=== WHAT IS ASKED ===
Within the records below, find each line that holds the string "SKILLS", then copy it.

=== RECORD EXCERPTS ===
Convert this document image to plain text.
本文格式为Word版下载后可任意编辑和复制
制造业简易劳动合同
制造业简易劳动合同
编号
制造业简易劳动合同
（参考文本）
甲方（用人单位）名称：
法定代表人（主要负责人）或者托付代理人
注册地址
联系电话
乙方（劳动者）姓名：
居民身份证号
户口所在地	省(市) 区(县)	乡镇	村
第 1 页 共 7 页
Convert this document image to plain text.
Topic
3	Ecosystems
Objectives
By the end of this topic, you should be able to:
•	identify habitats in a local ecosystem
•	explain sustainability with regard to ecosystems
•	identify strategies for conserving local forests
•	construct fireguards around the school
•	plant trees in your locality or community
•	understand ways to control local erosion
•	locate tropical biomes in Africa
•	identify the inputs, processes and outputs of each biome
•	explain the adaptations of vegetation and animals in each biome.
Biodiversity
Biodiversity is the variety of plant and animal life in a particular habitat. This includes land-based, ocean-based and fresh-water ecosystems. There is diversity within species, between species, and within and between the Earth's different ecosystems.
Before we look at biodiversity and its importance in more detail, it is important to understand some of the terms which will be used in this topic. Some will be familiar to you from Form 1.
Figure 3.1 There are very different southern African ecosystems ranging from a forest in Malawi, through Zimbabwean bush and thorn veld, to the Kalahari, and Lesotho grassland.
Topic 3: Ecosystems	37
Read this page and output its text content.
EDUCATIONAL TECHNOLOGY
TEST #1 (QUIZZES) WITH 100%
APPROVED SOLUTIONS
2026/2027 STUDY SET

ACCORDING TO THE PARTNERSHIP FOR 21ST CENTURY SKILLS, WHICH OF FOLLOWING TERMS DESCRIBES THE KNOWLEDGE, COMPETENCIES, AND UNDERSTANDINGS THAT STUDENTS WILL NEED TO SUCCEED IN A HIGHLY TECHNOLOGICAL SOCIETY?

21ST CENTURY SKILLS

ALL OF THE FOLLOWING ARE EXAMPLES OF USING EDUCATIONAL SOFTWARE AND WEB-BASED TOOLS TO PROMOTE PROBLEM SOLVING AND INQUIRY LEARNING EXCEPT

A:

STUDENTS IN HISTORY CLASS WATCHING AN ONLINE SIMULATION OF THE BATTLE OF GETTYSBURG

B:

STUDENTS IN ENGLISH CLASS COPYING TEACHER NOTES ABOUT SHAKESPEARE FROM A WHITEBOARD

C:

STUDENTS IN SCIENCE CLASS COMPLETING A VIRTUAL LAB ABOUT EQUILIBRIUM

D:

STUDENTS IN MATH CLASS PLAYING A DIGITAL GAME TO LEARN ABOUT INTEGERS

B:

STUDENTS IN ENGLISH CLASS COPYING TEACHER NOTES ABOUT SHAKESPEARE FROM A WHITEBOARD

=== FULL OUTPUT ===
ACCORDING TO THE PARTNERSHIP FOR 21ST CENTURY SKILLS, WHICH OF FOLLOWING TERMS DESCRIBES THE KNOWLEDGE, COMPETENCIES, AND UNDERSTANDINGS THAT STUDENTS WILL NEED TO SUCCEED IN A HIGHLY TECHNOLOGICAL SOCIETY?
21ST CENTURY SKILLS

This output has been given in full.